→ TASK TO CARRY OUT
Copy each line that has the string "新冠疫苗接种意向登记" somewhere in it.

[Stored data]
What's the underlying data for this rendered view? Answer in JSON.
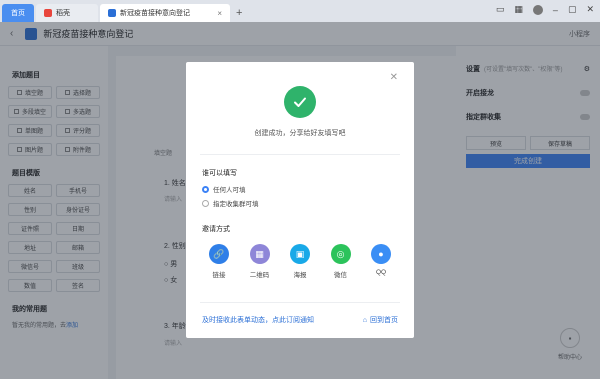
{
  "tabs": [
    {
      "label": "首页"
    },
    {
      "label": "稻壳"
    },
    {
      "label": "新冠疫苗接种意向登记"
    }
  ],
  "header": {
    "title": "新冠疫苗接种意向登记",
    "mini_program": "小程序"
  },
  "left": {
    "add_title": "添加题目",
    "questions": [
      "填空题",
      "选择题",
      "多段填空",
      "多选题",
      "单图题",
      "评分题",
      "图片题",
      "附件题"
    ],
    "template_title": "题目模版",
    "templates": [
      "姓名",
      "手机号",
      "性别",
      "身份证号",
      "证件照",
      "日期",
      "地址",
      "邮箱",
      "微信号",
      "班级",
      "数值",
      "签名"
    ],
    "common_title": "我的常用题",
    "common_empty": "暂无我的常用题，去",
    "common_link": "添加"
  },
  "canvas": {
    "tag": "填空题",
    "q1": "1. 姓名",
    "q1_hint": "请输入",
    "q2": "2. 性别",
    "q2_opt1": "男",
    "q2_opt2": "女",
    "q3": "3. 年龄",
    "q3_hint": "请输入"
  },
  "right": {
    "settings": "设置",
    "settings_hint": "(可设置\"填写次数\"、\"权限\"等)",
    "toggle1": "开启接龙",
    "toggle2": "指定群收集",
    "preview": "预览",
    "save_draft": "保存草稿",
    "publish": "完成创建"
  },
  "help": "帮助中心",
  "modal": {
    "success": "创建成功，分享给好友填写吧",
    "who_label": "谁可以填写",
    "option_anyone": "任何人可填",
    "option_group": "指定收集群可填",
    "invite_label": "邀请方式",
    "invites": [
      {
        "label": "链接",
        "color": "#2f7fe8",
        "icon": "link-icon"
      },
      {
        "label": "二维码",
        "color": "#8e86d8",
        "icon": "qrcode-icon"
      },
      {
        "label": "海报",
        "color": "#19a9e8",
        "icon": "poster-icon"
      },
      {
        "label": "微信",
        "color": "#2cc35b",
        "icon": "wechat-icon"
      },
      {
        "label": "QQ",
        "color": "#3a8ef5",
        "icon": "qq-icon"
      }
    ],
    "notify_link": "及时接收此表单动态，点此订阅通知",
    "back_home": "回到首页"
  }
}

---

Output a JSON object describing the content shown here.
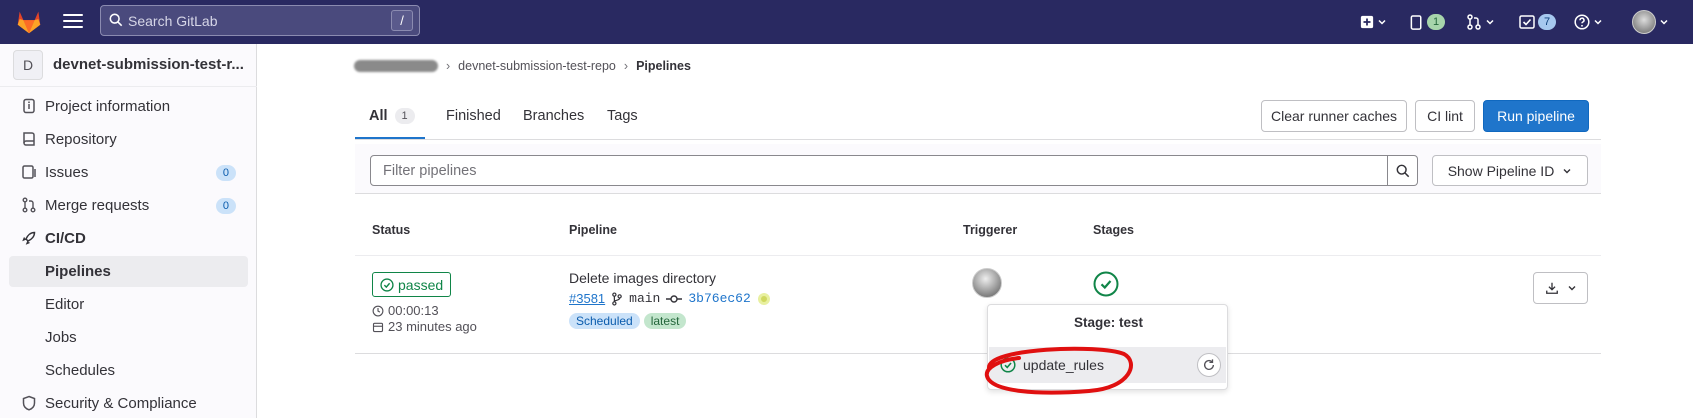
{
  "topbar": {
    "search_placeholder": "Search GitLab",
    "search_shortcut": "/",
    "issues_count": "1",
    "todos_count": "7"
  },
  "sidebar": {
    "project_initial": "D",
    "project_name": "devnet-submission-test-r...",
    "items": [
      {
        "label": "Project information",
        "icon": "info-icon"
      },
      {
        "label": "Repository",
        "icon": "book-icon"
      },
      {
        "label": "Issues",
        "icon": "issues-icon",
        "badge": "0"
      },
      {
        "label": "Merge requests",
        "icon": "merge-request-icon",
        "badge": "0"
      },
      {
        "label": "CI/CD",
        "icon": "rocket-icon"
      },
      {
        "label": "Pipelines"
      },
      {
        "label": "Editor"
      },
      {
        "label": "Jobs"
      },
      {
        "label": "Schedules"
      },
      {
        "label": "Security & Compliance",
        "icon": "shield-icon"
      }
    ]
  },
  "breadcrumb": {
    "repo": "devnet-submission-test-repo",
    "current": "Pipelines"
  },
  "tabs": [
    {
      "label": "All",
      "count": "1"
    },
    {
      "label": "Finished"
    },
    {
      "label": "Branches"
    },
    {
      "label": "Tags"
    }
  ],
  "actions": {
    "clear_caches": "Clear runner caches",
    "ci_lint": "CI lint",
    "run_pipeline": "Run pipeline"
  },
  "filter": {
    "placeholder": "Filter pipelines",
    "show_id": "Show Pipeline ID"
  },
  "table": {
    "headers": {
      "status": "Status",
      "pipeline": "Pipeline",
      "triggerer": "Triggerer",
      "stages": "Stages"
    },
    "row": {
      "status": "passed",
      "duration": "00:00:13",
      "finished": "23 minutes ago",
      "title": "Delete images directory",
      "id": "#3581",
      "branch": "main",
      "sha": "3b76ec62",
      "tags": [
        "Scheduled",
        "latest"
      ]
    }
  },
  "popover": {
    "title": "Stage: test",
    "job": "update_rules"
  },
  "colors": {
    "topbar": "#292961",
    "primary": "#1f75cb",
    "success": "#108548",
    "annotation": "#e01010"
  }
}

→ SOLUTION BELOW
      "label": "新冠疫苗接种意向登记"
    "title": "新冠疫苗接种意向登记",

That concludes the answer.